Le preoccupazioni riguardano soprattutto la ripresa dell’11 maggio
Ma Touring Club Svizzero e Associazione Traffico e Ambiente spiegano cosa potrebbe alleggerire le strade dal ritorno massiccio di frontalieri, genitori che portano i figli a scuola e lavoratori residenti
LUGANO - «Ci sarà un collasso viario mai visto in Ticino». I tecnici cantonali temono che l’uscita dal lockdown possa portare alla paralisi delle strade. Nessuno lo dice ufficialmente, ma questa è la previsione che circola e abbiamo raccolto dagli addetti ai lavori.
Il mix fatale - Almeno tre sono i fattori che fanno prevedere il caos: il primo è costituito dal ritorno massiccio dei frontalieri in Ticino, concentrato tutto su gomma e su singoli veicoli (visto che la condivisione dell’auto non rispetterebbe le regole). Treni e più in generale mezzi pubblici - per timore di contagio - potrebbero essere evitati anche dai residenti per recarsi al lavoro. Terzo elemento, non il minore, i genitori che dall’11 maggio porteranno i figli a scuola in auto. La salvezza? Ci si affida al bel tempo che potrebbe incentivare l’uso di moto, scooter, biciclette e mobilità lenta.

——

* ATTIVITÀ:
1 – Nell'articolo sul traffico in Ticino, da quale giorno i genitori porteranno i figli a scuola in auto?
2 – Elenca i tre fattori che, secondo l'articolo sul traffico in Ticino, fanno prevedere il caos sulle strade.
3 – Scrivi il seguito dell'articolo sul traffico in Ticino, partendo da dove si interrompe.
I record vengono da un'altra fonte.

(Voci di dati salvati)

——

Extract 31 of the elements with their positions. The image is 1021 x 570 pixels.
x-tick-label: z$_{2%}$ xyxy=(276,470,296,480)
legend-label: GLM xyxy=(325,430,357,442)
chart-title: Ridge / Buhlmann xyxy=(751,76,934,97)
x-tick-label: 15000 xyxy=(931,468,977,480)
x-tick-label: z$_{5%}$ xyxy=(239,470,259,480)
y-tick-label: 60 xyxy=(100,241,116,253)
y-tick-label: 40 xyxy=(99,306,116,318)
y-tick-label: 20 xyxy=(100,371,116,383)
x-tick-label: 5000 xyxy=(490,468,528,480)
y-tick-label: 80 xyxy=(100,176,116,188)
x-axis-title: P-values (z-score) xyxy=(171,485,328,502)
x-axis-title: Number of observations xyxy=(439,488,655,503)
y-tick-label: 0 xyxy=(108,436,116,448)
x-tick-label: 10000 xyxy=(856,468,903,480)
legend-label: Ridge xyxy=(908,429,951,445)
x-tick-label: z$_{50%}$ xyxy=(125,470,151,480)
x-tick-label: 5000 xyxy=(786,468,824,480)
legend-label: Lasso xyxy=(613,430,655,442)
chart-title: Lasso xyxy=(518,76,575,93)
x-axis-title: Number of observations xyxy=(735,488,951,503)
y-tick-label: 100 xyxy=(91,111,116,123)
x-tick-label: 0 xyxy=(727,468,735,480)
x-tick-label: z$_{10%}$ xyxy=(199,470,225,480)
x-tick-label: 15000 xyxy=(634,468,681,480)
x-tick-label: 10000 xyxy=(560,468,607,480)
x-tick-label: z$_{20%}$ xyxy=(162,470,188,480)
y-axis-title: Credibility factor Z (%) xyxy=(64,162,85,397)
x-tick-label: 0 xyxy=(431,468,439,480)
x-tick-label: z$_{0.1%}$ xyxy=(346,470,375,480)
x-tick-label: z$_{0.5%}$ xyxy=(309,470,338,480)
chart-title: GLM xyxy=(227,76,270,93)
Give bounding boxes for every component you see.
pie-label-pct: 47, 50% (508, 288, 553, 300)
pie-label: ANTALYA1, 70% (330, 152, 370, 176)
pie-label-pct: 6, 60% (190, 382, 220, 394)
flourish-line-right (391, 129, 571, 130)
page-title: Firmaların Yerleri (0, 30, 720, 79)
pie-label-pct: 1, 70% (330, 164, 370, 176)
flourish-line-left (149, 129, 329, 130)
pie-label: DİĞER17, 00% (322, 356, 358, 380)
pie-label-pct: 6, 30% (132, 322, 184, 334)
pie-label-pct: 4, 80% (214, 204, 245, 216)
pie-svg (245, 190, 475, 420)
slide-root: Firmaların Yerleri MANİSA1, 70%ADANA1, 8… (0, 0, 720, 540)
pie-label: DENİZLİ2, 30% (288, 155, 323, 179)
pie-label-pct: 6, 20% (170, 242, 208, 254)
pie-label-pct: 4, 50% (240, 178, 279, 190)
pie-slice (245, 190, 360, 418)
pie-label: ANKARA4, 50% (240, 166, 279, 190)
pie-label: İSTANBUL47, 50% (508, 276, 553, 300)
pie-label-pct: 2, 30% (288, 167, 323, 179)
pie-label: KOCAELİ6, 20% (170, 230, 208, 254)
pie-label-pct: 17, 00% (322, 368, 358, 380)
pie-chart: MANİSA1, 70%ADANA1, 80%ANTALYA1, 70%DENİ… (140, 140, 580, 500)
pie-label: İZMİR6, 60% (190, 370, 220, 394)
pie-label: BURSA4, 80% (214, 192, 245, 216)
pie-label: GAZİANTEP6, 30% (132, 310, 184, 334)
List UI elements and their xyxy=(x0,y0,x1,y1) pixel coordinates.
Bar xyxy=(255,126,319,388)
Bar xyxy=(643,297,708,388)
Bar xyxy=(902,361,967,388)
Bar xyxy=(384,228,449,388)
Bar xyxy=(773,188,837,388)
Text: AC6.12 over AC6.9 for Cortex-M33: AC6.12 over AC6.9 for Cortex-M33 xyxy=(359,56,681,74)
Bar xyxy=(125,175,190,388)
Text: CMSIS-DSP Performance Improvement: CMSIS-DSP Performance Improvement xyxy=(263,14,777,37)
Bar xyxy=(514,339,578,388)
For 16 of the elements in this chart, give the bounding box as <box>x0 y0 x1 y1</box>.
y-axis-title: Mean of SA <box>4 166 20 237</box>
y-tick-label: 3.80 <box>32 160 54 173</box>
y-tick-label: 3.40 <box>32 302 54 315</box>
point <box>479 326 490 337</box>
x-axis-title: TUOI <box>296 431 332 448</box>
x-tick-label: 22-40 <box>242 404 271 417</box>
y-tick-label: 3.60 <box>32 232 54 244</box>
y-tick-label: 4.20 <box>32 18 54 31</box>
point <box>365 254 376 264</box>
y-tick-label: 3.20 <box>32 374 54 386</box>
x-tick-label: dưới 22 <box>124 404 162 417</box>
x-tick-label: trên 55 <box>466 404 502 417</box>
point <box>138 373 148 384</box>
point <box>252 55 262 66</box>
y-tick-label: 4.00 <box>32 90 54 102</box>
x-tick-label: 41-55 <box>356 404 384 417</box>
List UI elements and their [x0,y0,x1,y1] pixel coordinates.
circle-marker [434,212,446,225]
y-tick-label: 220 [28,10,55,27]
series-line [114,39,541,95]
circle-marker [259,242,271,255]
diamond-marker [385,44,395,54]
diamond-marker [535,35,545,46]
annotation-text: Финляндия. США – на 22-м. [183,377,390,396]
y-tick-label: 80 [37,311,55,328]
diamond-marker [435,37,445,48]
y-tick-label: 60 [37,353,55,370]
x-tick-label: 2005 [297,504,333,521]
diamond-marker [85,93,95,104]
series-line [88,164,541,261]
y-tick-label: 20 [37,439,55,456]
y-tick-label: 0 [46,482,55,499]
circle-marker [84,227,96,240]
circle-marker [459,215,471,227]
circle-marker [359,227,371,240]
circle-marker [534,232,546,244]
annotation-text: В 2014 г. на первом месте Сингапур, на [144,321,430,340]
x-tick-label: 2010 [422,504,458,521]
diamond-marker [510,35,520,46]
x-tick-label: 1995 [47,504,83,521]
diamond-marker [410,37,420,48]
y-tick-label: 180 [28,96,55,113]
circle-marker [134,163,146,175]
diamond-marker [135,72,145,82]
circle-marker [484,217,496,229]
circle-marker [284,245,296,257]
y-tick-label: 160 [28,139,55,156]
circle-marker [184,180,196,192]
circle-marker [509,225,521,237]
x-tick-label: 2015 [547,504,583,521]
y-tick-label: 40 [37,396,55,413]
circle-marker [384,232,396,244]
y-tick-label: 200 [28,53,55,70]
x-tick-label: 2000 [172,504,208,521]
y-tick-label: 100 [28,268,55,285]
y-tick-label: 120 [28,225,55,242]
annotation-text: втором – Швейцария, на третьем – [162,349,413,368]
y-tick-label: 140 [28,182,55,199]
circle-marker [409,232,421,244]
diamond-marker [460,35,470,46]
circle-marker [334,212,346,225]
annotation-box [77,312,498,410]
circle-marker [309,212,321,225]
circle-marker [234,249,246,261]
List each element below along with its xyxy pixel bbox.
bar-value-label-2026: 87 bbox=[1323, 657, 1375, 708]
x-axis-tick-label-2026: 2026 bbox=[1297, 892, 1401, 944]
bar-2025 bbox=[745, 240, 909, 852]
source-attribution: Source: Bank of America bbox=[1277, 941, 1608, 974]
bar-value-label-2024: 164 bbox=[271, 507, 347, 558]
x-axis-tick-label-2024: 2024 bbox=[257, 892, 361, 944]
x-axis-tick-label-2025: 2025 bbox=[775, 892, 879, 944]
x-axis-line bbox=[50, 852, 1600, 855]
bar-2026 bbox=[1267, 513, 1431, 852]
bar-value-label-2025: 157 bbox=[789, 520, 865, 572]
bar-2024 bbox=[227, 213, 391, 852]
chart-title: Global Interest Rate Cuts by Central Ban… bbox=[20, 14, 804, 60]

——

* SOLUZIONI:
1 – Dall'11 maggio.

2 –
- Il ritorno massiccio dei frontalieri, tutto su gomma e su singoli veicoli
- I residenti che, per timore di contagio, potrebbero evitare treni e mezzi pubblici per andare al lavoro
- I genitori che dall'11 maggio porteranno i figli a scuola in auto

3 –
Puntare su home office - Più ottimista appare Laurent Pignot, portavoce del TCS per la Svizzera romanda e italiana: «Alcuni senz’altro passeranno dal treno all’auto. Ma d’altro lato molte aziende continueranno a lavorare in home office anche durante la seconda metà del mese di maggio». Sugli effetti positivi del lavoro a distanza fa affidamento anche il consigliere nazionale Bruno Storni, che è vicepresidente nazionale dell’Associazione traffico e ambiente (ATA): «Chi potrà continuerà a lavorare da casa. Per cui non credo ci sarà un assalto neppure ai mezzi pubblici. Farò un atto parlamentare a Berna affinché si valuti come promuovere in futuro il telelavoro al di là dell’attuale pandemia. Sempre in un’ottica di minor traffico».
Promuovere gli inizi scaglionati - Da sviluppare, secondo Storni, «sono inoltre gli inizi scaglionati sul posto di lavoro. Anche questo diminuirebbe la pressione sui mezzi pubblici». Treni, ad esempio, dove già oggi Storni sale con la mascherina per recarsi oltralpe: «Nei paesi asiatici, dove hanno contenuto l’epidemia senza lockdown, parlo di Giappone, Taiwan, Hong Kong, sui trasporti pubblici si è continuato a viaggiare con l’obbligo della mascherina. In Svizzera interna ne vedo pochi usarla sul treno».
I rischi per il TCS - Anche per Pignot del TCS le riaperture, in particolare quella dell’11 maggio, potrebbero essere gestibili dal profilo del traffico: «Quando è iniziato il lockdown non c’era di fatto una situazione di saturazione. C’erano i soliti ingorghi ma nulla di eccezionale. Ci fosse un ritorno a questo passato noi non vediamo un grandissimo problema». Tutto tranquillo? Al contrario, il TCS vede rischi più concreti nel fatto che «ci saranno conducenti che riprendono l’auto dopo due mesi senza guidare. A ridosso dell’11 maggio richiameremo l’attenzione proprio su questo aspetto degli automatismi dimenticati».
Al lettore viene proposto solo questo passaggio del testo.